Given exercise: The listing below should be written out exactly; please include all of it.

Materials provided:
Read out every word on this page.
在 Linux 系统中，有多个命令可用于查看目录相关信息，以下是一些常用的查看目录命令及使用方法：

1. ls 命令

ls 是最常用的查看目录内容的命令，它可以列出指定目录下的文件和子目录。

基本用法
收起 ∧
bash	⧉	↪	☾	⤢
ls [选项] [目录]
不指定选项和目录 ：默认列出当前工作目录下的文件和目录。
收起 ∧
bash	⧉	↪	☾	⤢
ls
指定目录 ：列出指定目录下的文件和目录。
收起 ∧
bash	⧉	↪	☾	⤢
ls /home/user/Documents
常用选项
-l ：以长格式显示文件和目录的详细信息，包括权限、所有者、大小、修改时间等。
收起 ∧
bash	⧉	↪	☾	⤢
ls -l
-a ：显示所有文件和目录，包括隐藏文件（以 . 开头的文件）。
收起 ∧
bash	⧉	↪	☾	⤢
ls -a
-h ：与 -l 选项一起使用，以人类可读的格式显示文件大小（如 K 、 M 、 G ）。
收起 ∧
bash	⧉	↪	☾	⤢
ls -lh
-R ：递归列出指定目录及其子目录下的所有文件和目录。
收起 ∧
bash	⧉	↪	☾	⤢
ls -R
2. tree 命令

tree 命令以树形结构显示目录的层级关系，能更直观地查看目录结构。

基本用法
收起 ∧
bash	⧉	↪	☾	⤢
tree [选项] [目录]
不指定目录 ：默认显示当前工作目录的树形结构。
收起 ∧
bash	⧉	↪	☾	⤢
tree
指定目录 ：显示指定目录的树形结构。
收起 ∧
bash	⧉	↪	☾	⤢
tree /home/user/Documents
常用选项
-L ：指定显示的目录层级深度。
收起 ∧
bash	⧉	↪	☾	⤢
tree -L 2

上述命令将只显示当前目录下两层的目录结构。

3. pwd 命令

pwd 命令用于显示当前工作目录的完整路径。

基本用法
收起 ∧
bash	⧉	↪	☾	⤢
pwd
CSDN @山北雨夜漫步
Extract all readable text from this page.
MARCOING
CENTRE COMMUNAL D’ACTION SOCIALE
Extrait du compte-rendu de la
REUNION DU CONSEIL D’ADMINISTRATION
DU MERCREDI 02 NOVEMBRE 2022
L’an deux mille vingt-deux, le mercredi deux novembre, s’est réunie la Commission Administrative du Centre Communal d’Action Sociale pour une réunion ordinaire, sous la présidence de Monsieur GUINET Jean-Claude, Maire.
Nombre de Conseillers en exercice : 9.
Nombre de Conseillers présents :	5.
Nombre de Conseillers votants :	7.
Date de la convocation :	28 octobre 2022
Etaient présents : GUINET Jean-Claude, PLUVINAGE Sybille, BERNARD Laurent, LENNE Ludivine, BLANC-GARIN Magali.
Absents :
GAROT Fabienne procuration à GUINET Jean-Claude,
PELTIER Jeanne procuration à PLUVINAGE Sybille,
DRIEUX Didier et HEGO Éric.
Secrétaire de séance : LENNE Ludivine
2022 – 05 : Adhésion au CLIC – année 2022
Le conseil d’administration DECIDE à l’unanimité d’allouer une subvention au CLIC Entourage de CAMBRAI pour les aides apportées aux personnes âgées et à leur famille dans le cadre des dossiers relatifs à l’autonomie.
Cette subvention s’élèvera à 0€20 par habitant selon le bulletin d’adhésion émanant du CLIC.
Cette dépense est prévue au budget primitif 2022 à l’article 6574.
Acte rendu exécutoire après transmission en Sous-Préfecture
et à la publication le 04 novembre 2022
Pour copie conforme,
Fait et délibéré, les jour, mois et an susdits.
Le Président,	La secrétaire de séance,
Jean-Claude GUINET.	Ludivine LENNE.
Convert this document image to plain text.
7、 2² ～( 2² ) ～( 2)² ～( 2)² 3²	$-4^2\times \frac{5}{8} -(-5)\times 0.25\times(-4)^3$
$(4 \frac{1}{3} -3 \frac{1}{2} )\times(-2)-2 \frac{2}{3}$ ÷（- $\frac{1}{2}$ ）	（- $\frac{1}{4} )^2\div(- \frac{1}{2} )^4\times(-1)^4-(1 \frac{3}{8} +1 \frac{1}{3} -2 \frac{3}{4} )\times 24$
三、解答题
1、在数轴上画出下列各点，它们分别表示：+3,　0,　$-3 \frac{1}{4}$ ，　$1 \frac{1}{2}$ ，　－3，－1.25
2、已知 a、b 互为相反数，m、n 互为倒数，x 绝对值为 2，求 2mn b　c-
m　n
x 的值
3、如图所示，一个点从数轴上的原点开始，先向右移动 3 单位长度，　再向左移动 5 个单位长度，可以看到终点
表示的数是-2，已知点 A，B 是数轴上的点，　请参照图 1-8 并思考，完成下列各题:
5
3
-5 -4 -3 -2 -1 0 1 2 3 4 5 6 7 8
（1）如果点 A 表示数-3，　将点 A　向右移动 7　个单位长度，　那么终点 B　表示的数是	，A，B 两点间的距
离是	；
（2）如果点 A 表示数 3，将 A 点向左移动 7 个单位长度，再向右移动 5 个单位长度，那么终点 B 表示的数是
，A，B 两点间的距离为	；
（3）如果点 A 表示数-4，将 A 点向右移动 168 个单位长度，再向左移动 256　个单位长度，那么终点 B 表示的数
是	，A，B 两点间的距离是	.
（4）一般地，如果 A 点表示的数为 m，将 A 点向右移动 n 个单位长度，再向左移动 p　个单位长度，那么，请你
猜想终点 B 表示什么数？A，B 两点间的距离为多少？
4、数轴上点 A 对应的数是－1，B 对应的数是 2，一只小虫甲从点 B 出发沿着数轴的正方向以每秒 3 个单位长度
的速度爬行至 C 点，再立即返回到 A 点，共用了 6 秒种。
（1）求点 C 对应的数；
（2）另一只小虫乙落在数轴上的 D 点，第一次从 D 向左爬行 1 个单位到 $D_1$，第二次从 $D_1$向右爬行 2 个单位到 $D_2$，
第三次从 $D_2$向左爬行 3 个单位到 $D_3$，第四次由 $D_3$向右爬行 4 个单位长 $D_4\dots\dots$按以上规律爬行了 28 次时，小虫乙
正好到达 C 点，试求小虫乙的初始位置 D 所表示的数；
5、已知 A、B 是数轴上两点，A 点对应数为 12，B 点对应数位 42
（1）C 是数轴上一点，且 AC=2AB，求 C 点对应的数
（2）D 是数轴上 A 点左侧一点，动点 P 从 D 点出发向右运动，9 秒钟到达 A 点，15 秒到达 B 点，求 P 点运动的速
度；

Result for this task:
Read out every word on this page.
在 Linux 系统中，有多个命令可用于查看目录相关信息，以下是一些常用的查看目录命令及使用方法：

1. ls 命令

ls 是最常用的查看目录内容的命令，它可以列出指定目录下的文件和子目录。

基本用法
收起 ∧
bash	⧉	↪	☾	⤢
ls [选项] [目录]
不指定选项和目录 ：默认列出当前工作目录下的文件和目录。
收起 ∧
bash	⧉	↪	☾	⤢
ls
指定目录 ：列出指定目录下的文件和目录。
收起 ∧
bash	⧉	↪	☾	⤢
ls /home/user/Documents
常用选项
-l ：以长格式显示文件和目录的详细信息，包括权限、所有者、大小、修改时间等。
收起 ∧
bash	⧉	↪	☾	⤢
ls -l
-a ：显示所有文件和目录，包括隐藏文件（以 . 开头的文件）。
收起 ∧
bash	⧉	↪	☾	⤢
ls -a
-h ：与 -l 选项一起使用，以人类可读的格式显示文件大小（如 K 、 M 、 G ）。
收起 ∧
bash	⧉	↪	☾	⤢
ls -lh
-R ：递归列出指定目录及其子目录下的所有文件和目录。
收起 ∧
bash	⧉	↪	☾	⤢
ls -R
2. tree 命令

tree 命令以树形结构显示目录的层级关系，能更直观地查看目录结构。

基本用法
收起 ∧
bash	⧉	↪	☾	⤢
tree [选项] [目录]
不指定目录 ：默认显示当前工作目录的树形结构。
收起 ∧
bash	⧉	↪	☾	⤢
tree
指定目录 ：显示指定目录的树形结构。
收起 ∧
bash	⧉	↪	☾	⤢
tree /home/user/Documents
常用选项
-L ：指定显示的目录层级深度。
收起 ∧
bash	⧉	↪	☾	⤢
tree -L 2

上述命令将只显示当前目录下两层的目录结构。

3. pwd 命令

pwd 命令用于显示当前工作目录的完整路径。

基本用法
收起 ∧
bash	⧉	↪	☾	⤢
pwd
CSDN @山北雨夜漫步
Extract all readable text from this page.
MARCOING
CENTRE COMMUNAL D’ACTION SOCIALE
Extrait du compte-rendu de la
REUNION DU CONSEIL D’ADMINISTRATION
DU MERCREDI 02 NOVEMBRE 2022
L’an deux mille vingt-deux, le mercredi deux novembre, s’est réunie la Commission Administrative du Centre Communal d’Action Sociale pour une réunion ordinaire, sous la présidence de Monsieur GUINET Jean-Claude, Maire.
Nombre de Conseillers en exercice : 9.
Nombre de Conseillers présents :	5.
Nombre de Conseillers votants :	7.
Date de la convocation :	28 octobre 2022
Etaient présents : GUINET Jean-Claude, PLUVINAGE Sybille, BERNARD Laurent, LENNE Ludivine, BLANC-GARIN Magali.
Absents :
GAROT Fabienne procuration à GUINET Jean-Claude,
PELTIER Jeanne procuration à PLUVINAGE Sybille,
DRIEUX Didier et HEGO Éric.
Secrétaire de séance : LENNE Ludivine
2022 – 05 : Adhésion au CLIC – année 2022
Le conseil d’administration DECIDE à l’unanimité d’allouer une subvention au CLIC Entourage de CAMBRAI pour les aides apportées aux personnes âgées et à leur famille dans le cadre des dossiers relatifs à l’autonomie.
Cette subvention s’élèvera à 0€20 par habitant selon le bulletin d’adhésion émanant du CLIC.
Cette dépense est prévue au budget primitif 2022 à l’article 6574.
Acte rendu exécutoire après transmission en Sous-Préfecture
et à la publication le 04 novembre 2022
Pour copie conforme,
Fait et délibéré, les jour, mois et an susdits.
Le Président,	La secrétaire de séance,
Jean-Claude GUINET.	Ludivine LENNE.
Convert this document image to plain text.
7、 2² ～( 2² ) ～( 2)² ～( 2)² 3²	$-4^2\times \frac{5}{8} -(-5)\times 0.25\times(-4)^3$
$(4 \frac{1}{3} -3 \frac{1}{2} )\times(-2)-2 \frac{2}{3}$ ÷（- $\frac{1}{2}$ ）	（- $\frac{1}{4} )^2\div(- \frac{1}{2} )^4\times(-1)^4-(1 \frac{3}{8} +1 \frac{1}{3} -2 \frac{3}{4} )\times 24$
三、解答题
1、在数轴上画出下列各点，它们分别表示：+3,　0,　$-3 \frac{1}{4}$ ，　$1 \frac{1}{2}$ ，　－3，－1.25
2、已知 a、b 互为相反数，m、n 互为倒数，x 绝对值为 2，求 2mn b　c-
m　n
x 的值
3、如图所示，一个点从数轴上的原点开始，先向右移动 3 单位长度，　再向左移动 5 个单位长度，可以看到终点
表示的数是-2，已知点 A，B 是数轴上的点，　请参照图 1-8 并思考，完成下列各题:
5
3
-5 -4 -3 -2 -1 0 1 2 3 4 5 6 7 8
（1）如果点 A 表示数-3，　将点 A　向右移动 7　个单位长度，　那么终点 B　表示的数是	，A，B 两点间的距
离是	；
（2）如果点 A 表示数 3，将 A 点向左移动 7 个单位长度，再向右移动 5 个单位长度，那么终点 B 表示的数是
，A，B 两点间的距离为	；
（3）如果点 A 表示数-4，将 A 点向右移动 168 个单位长度，再向左移动 256　个单位长度，那么终点 B 表示的数
是	，A，B 两点间的距离是	.
（4）一般地，如果 A 点表示的数为 m，将 A 点向右移动 n 个单位长度，再向左移动 p　个单位长度，那么，请你
猜想终点 B 表示什么数？A，B 两点间的距离为多少？
4、数轴上点 A 对应的数是－1，B 对应的数是 2，一只小虫甲从点 B 出发沿着数轴的正方向以每秒 3 个单位长度
的速度爬行至 C 点，再立即返回到 A 点，共用了 6 秒种。
（1）求点 C 对应的数；
（2）另一只小虫乙落在数轴上的 D 点，第一次从 D 向左爬行 1 个单位到 $D_1$，第二次从 $D_1$向右爬行 2 个单位到 $D_2$，
第三次从 $D_2$向左爬行 3 个单位到 $D_3$，第四次由 $D_3$向右爬行 4 个单位长 $D_4\dots\dots$按以上规律爬行了 28 次时，小虫乙
正好到达 C 点，试求小虫乙的初始位置 D 所表示的数；
5、已知 A、B 是数轴上两点，A 点对应数为 12，B 点对应数位 42
（1）C 是数轴上一点，且 AC=2AB，求 C 点对应的数
（2）D 是数轴上 A 点左侧一点，动点 P 从 D 点出发向右运动，9 秒钟到达 A 点，15 秒到达 B 点，求 P 点运动的速
度；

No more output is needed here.